— Stored records —
= = = = =

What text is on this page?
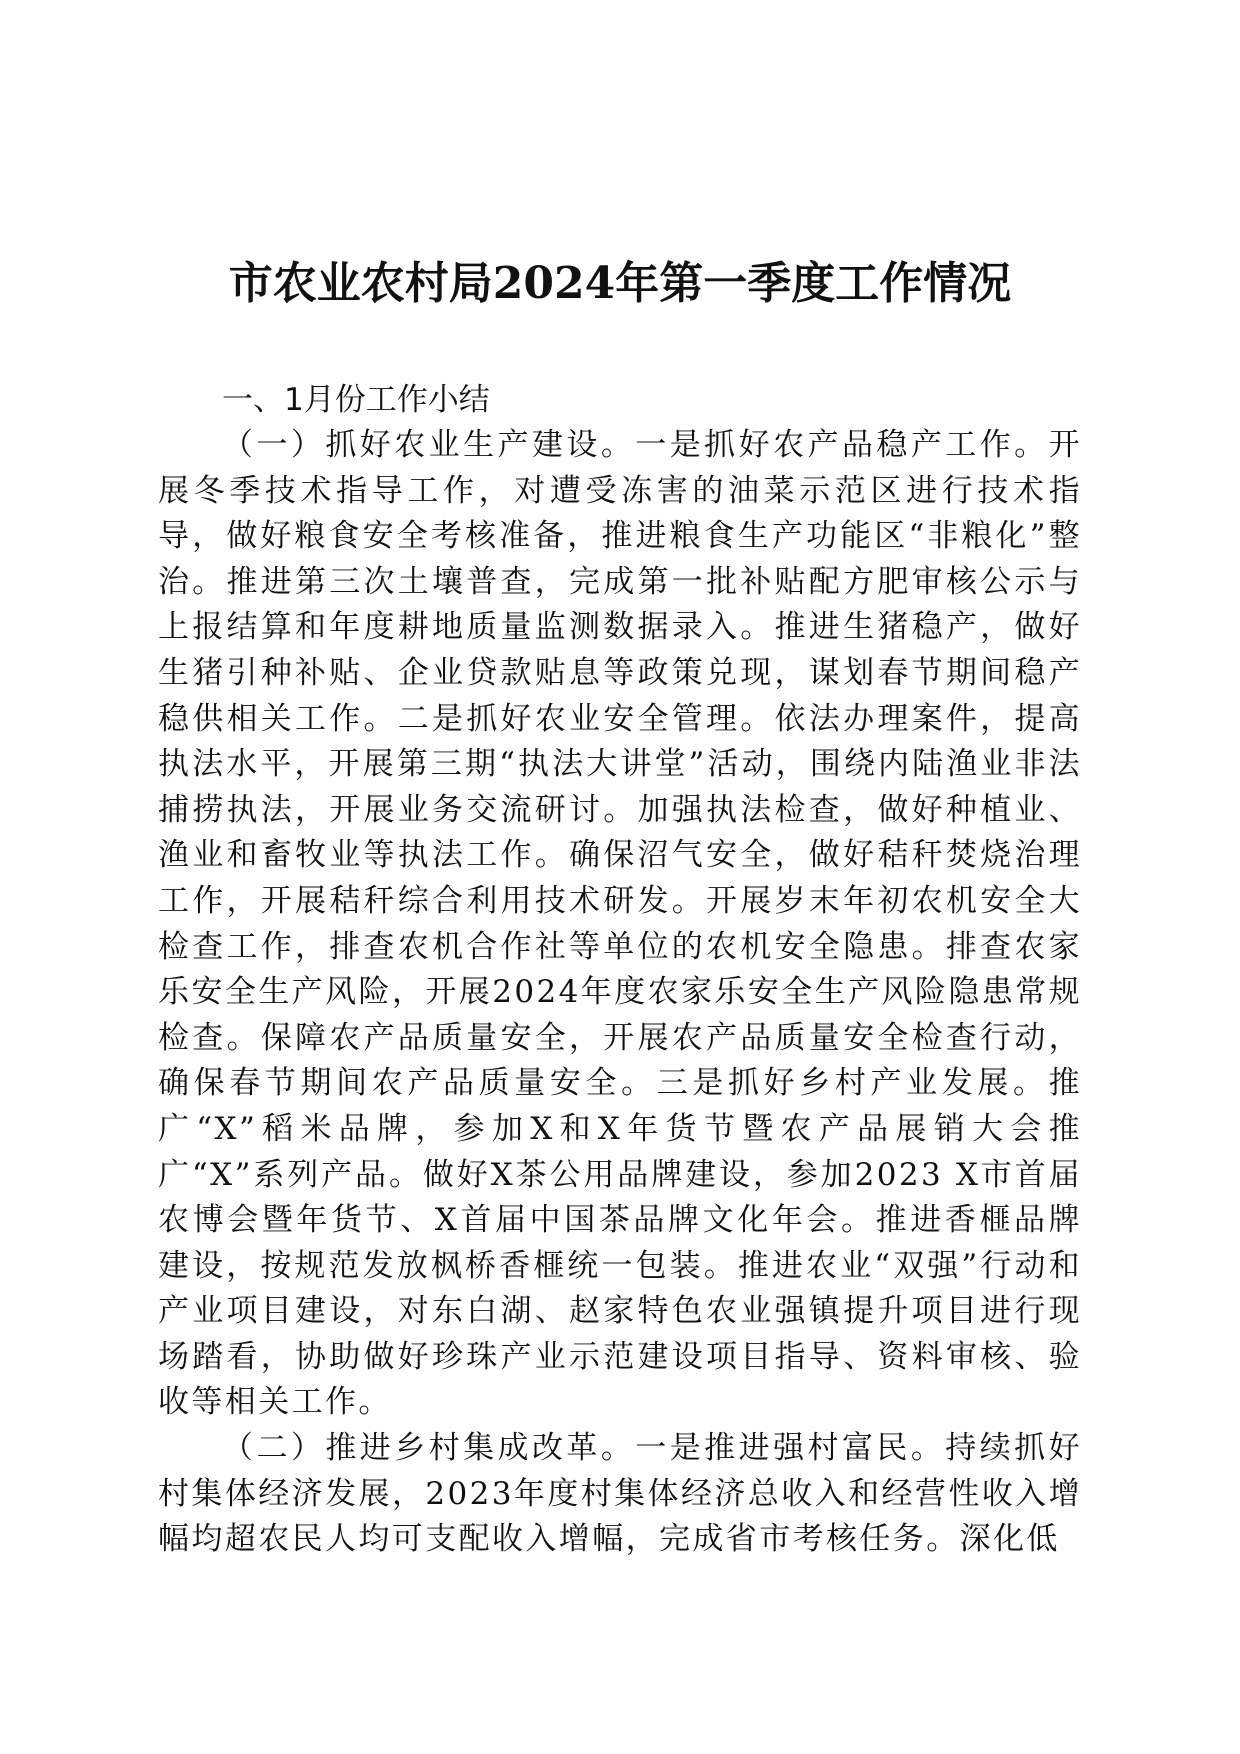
市农业农村局2024年第一季度工作情况
一、1月份工作小结

（一）抓好农业生产建设。一是抓好农产品稳产工作。开展冬季技术指导工作，对遭受冻害的油菜示范区进行技术指导，做好粮食安全考核准备，推进粮食生产功能区“非粮化”整治。推进第三次土壤普查，完成第一批补贴配方肥审核公示与上报结算和年度耕地质量监测数据录入。推进生猪稳产，做好生猪引种补贴、企业贷款贴息等政策兑现，谋划春节期间稳产稳供相关工作。二是抓好农业安全管理。依法办理案件，提高执法水平，开展第三期“执法大讲堂”活动，围绕内陆渔业非法捕捞执法，开展业务交流研讨。加强执法检查，做好种植业、渔业和畜牧业等执法工作。确保沼气安全，做好秸秆焚烧治理工作，开展秸秆综合利用技术研发。开展岁末年初农机安全大检查工作，排查农机合作社等单位的农机安全隐患。排查农家乐安全生产风险，开展2024年度农家乐安全生产风险隐患常规检查。保障农产品质量安全，开展农产品质量安全检查行动，确保春节期间农产品质量安全。三是抓好乡村产业发展。推广“X”稻米品牌，参加X和X年货节暨农产品展销大会推广“X”系列产品。做好X茶公用品牌建设，参加2023 X市首届农博会暨年货节、X首届中国茶品牌文化年会。推进香榧品牌建设，按规范发放枫桥香榧统一包装。推进农业“双强”行动和产业项目建设，对东白湖、赵家特色农业强镇提升项目进行现场踏看，协助做好珍珠产业示范建设项目指导、资料审核、验收等相关工作。

（二）推进乡村集成改革。一是推进强村富民。持续抓好村集体经济发展，2023年度村集体经济总收入和经营性收入增幅均超农民人均可支配收入增幅，完成省市考核任务。深化低
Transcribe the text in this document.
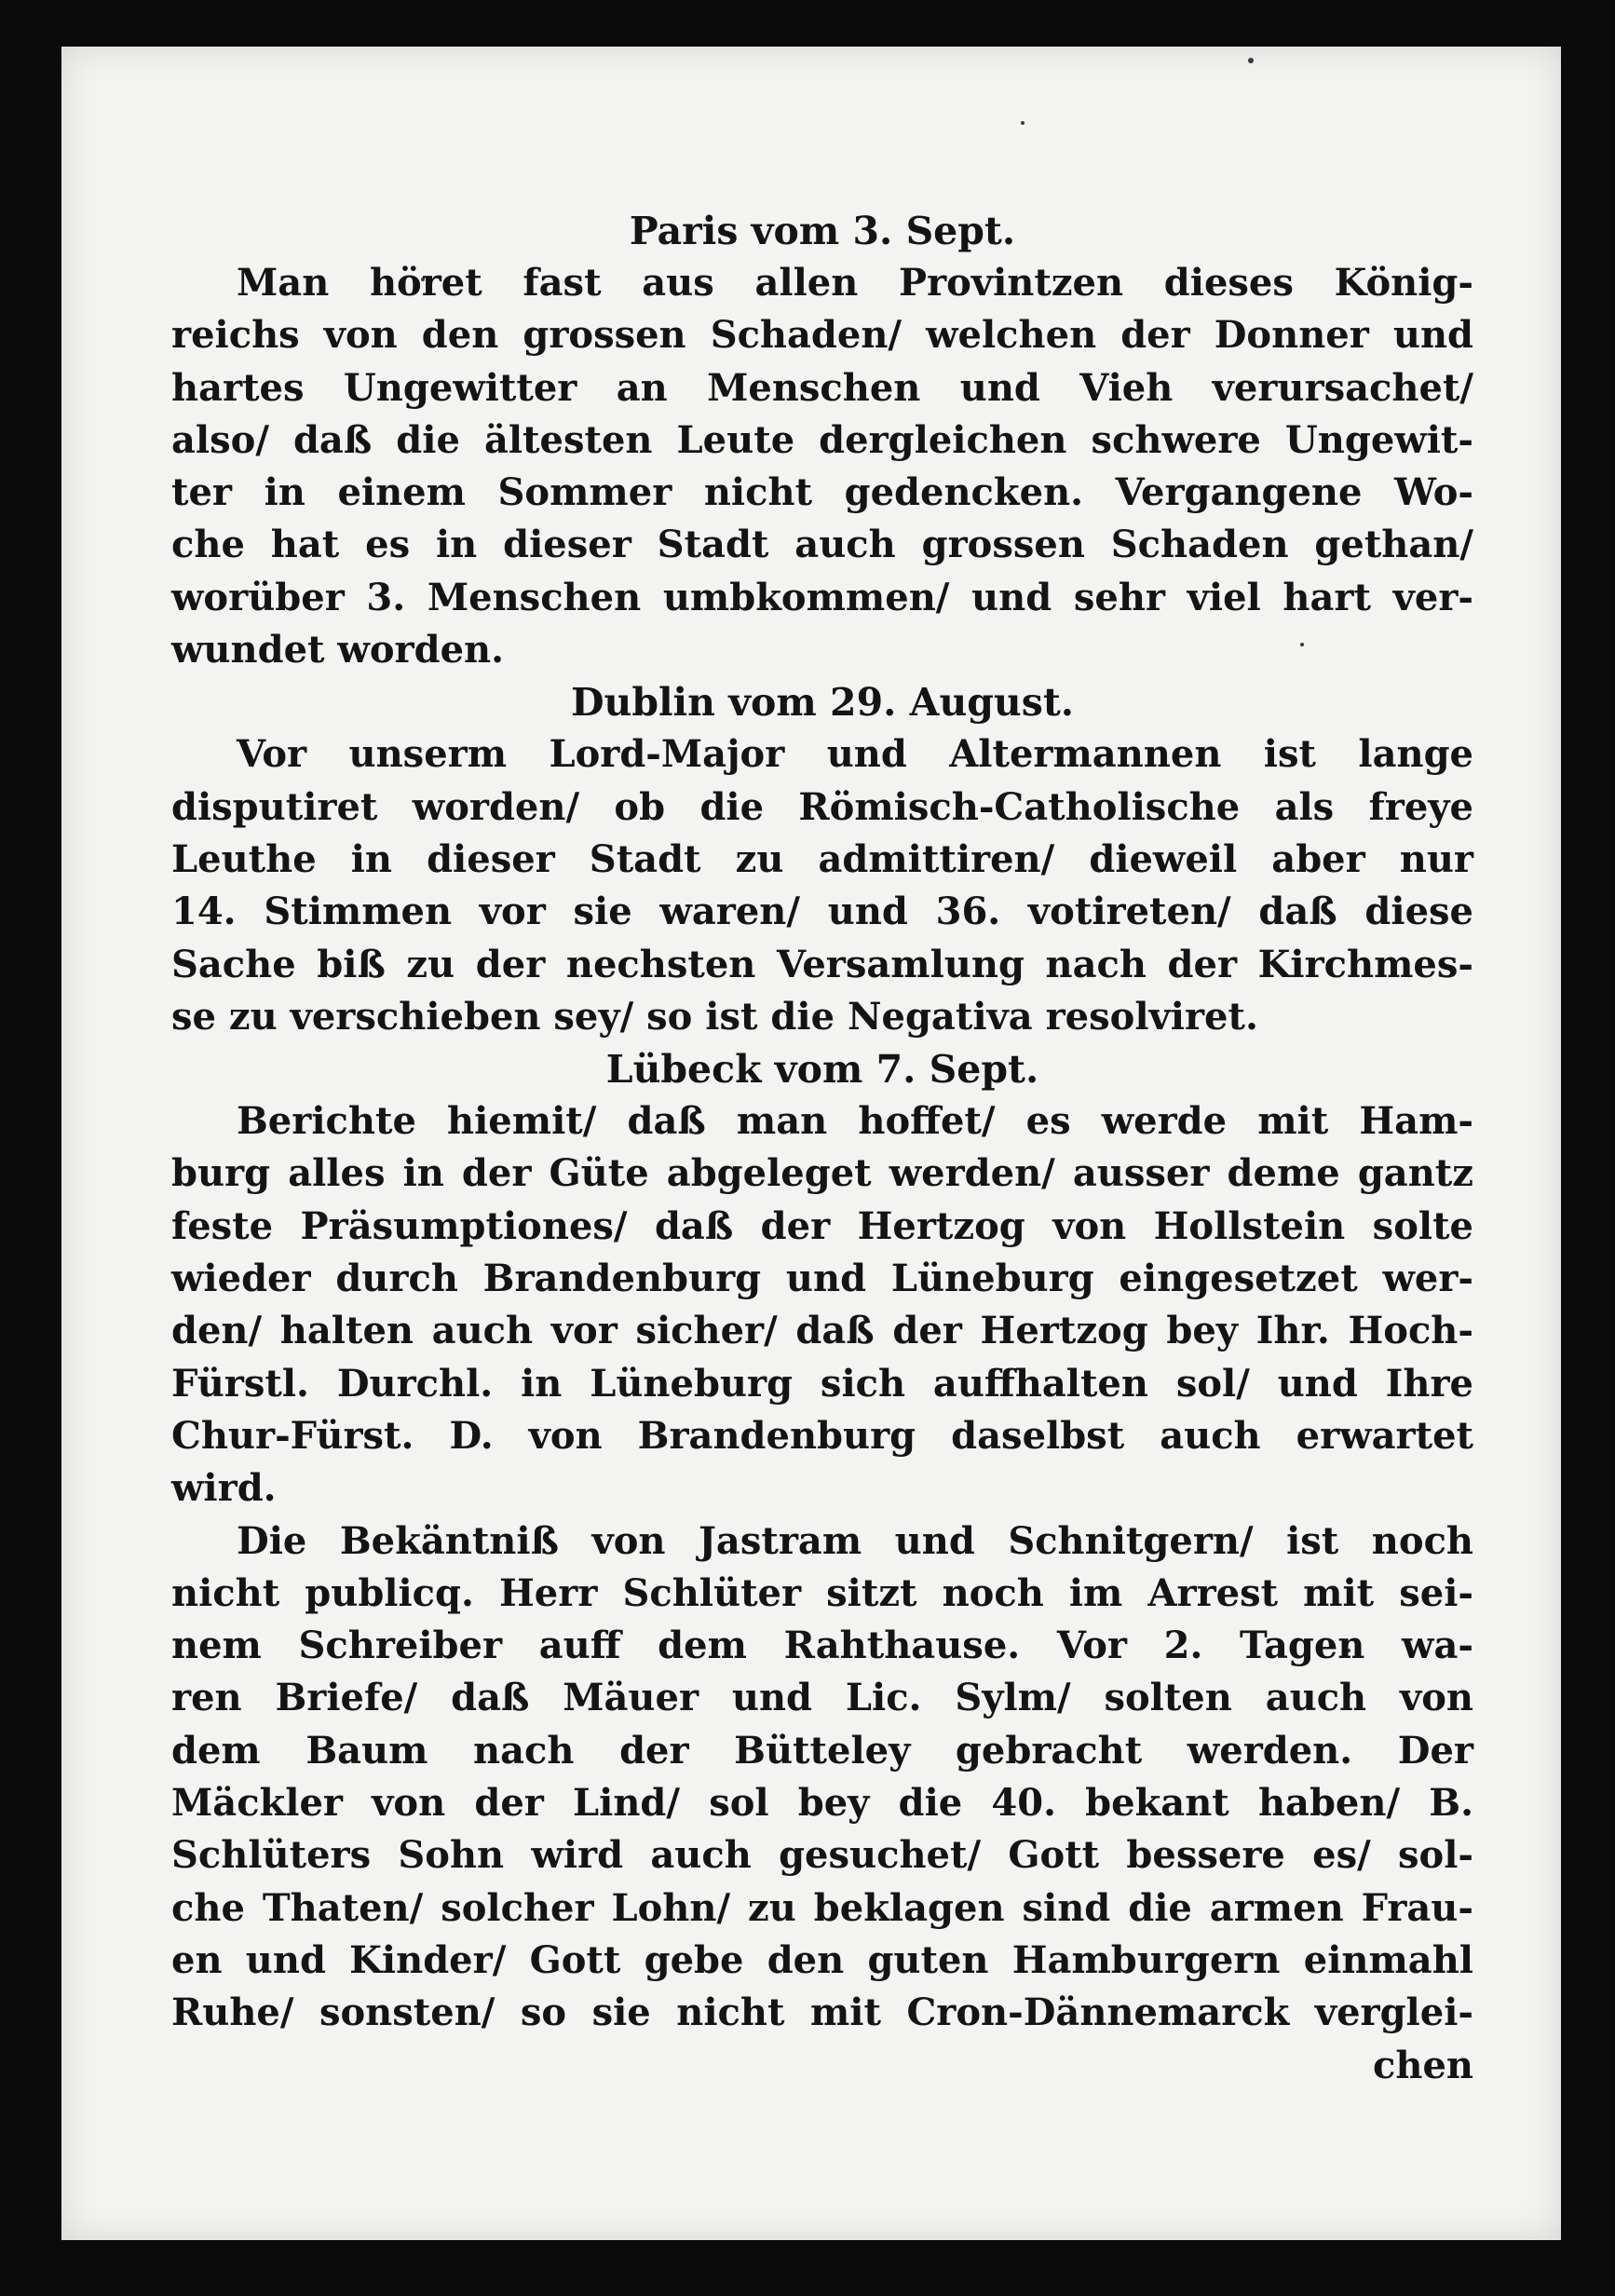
Paris vom 3. Sept.
Man höret fast aus allen Provintzen dieses König-
reichs von den grossen Schaden/ welchen der Donner und
hartes Ungewitter an Menschen und Vieh verursachet/
also/ daß die ältesten Leute dergleichen schwere Ungewit-
ter in einem Sommer nicht gedencken. Vergangene Wo-
che hat es in dieser Stadt auch grossen Schaden gethan/
worüber 3. Menschen umbkommen/ und sehr viel hart ver-
wundet worden.
Dublin vom 29. August.
Vor unserm Lord-Major und Altermannen ist lange
disputiret worden/ ob die Römisch-Catholische als freye
Leuthe in dieser Stadt zu admittiren/ dieweil aber nur
14. Stimmen vor sie waren/ und 36. votireten/ daß diese
Sache biß zu der nechsten Versamlung nach der Kirchmes-
se zu verschieben sey/ so ist die Negativa resolviret.
Lübeck vom 7. Sept.
Berichte hiemit/ daß man hoffet/ es werde mit Ham-
burg alles in der Güte abgeleget werden/ ausser deme gantz
feste Präsumptiones/ daß der Hertzog von Hollstein solte
wieder durch Brandenburg und Lüneburg eingesetzet wer-
den/ halten auch vor sicher/ daß der Hertzog bey Ihr. Hoch-
Fürstl. Durchl. in Lüneburg sich auffhalten sol/ und Ihre
Chur-Fürst. D. von Brandenburg daselbst auch erwartet
wird.
Die Bekäntniß von Jastram und Schnitgern/ ist noch
nicht publicq. Herr Schlüter sitzt noch im Arrest mit sei-
nem Schreiber auff dem Rahthause. Vor 2. Tagen wa-
ren Briefe/ daß Mäuer und Lic. Sylm/ solten auch von
dem Baum nach der Bütteley gebracht werden. Der
Mäckler von der Lind/ sol bey die 40. bekant haben/ B.
Schlüters Sohn wird auch gesuchet/ Gott bessere es/ sol-
che Thaten/ solcher Lohn/ zu beklagen sind die armen Frau-
en und Kinder/ Gott gebe den guten Hamburgern einmahl
Ruhe/ sonsten/ so sie nicht mit Cron-Dännemarck verglei-
chen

= = = = =

— TASK BRIEF —
Copy the records above exactly. The pictures are not part of the copy.

— FINISHED TASK —
What text is on this page?
市农业农村局2024年第一季度工作情况
一、1月份工作小结

（一）抓好农业生产建设。一是抓好农产品稳产工作。开展冬季技术指导工作，对遭受冻害的油菜示范区进行技术指导，做好粮食安全考核准备，推进粮食生产功能区“非粮化”整治。推进第三次土壤普查，完成第一批补贴配方肥审核公示与上报结算和年度耕地质量监测数据录入。推进生猪稳产，做好生猪引种补贴、企业贷款贴息等政策兑现，谋划春节期间稳产稳供相关工作。二是抓好农业安全管理。依法办理案件，提高执法水平，开展第三期“执法大讲堂”活动，围绕内陆渔业非法捕捞执法，开展业务交流研讨。加强执法检查，做好种植业、渔业和畜牧业等执法工作。确保沼气安全，做好秸秆焚烧治理工作，开展秸秆综合利用技术研发。开展岁末年初农机安全大检查工作，排查农机合作社等单位的农机安全隐患。排查农家乐安全生产风险，开展2024年度农家乐安全生产风险隐患常规检查。保障农产品质量安全，开展农产品质量安全检查行动，确保春节期间农产品质量安全。三是抓好乡村产业发展。推广“X”稻米品牌，参加X和X年货节暨农产品展销大会推广“X”系列产品。做好X茶公用品牌建设，参加2023 X市首届农博会暨年货节、X首届中国茶品牌文化年会。推进香榧品牌建设，按规范发放枫桥香榧统一包装。推进农业“双强”行动和产业项目建设，对东白湖、赵家特色农业强镇提升项目进行现场踏看，协助做好珍珠产业示范建设项目指导、资料审核、验收等相关工作。

（二）推进乡村集成改革。一是推进强村富民。持续抓好村集体经济发展，2023年度村集体经济总收入和经营性收入增幅均超农民人均可支配收入增幅，完成省市考核任务。深化低
Transcribe the text in this document.
Paris vom 3. Sept.
Man höret fast aus allen Provintzen dieses König-
reichs von den grossen Schaden/ welchen der Donner und
hartes Ungewitter an Menschen und Vieh verursachet/
also/ daß die ältesten Leute dergleichen schwere Ungewit-
ter in einem Sommer nicht gedencken. Vergangene Wo-
che hat es in dieser Stadt auch grossen Schaden gethan/
worüber 3. Menschen umbkommen/ und sehr viel hart ver-
wundet worden.
Dublin vom 29. August.
Vor unserm Lord-Major und Altermannen ist lange
disputiret worden/ ob die Römisch-Catholische als freye
Leuthe in dieser Stadt zu admittiren/ dieweil aber nur
14. Stimmen vor sie waren/ und 36. votireten/ daß diese
Sache biß zu der nechsten Versamlung nach der Kirchmes-
se zu verschieben sey/ so ist die Negativa resolviret.
Lübeck vom 7. Sept.
Berichte hiemit/ daß man hoffet/ es werde mit Ham-
burg alles in der Güte abgeleget werden/ ausser deme gantz
feste Präsumptiones/ daß der Hertzog von Hollstein solte
wieder durch Brandenburg und Lüneburg eingesetzet wer-
den/ halten auch vor sicher/ daß der Hertzog bey Ihr. Hoch-
Fürstl. Durchl. in Lüneburg sich auffhalten sol/ und Ihre
Chur-Fürst. D. von Brandenburg daselbst auch erwartet
wird.
Die Bekäntniß von Jastram und Schnitgern/ ist noch
nicht publicq. Herr Schlüter sitzt noch im Arrest mit sei-
nem Schreiber auff dem Rahthause. Vor 2. Tagen wa-
ren Briefe/ daß Mäuer und Lic. Sylm/ solten auch von
dem Baum nach der Bütteley gebracht werden. Der
Mäckler von der Lind/ sol bey die 40. bekant haben/ B.
Schlüters Sohn wird auch gesuchet/ Gott bessere es/ sol-
che Thaten/ solcher Lohn/ zu beklagen sind die armen Frau-
en und Kinder/ Gott gebe den guten Hamburgern einmahl
Ruhe/ sonsten/ so sie nicht mit Cron-Dännemarck verglei-
chen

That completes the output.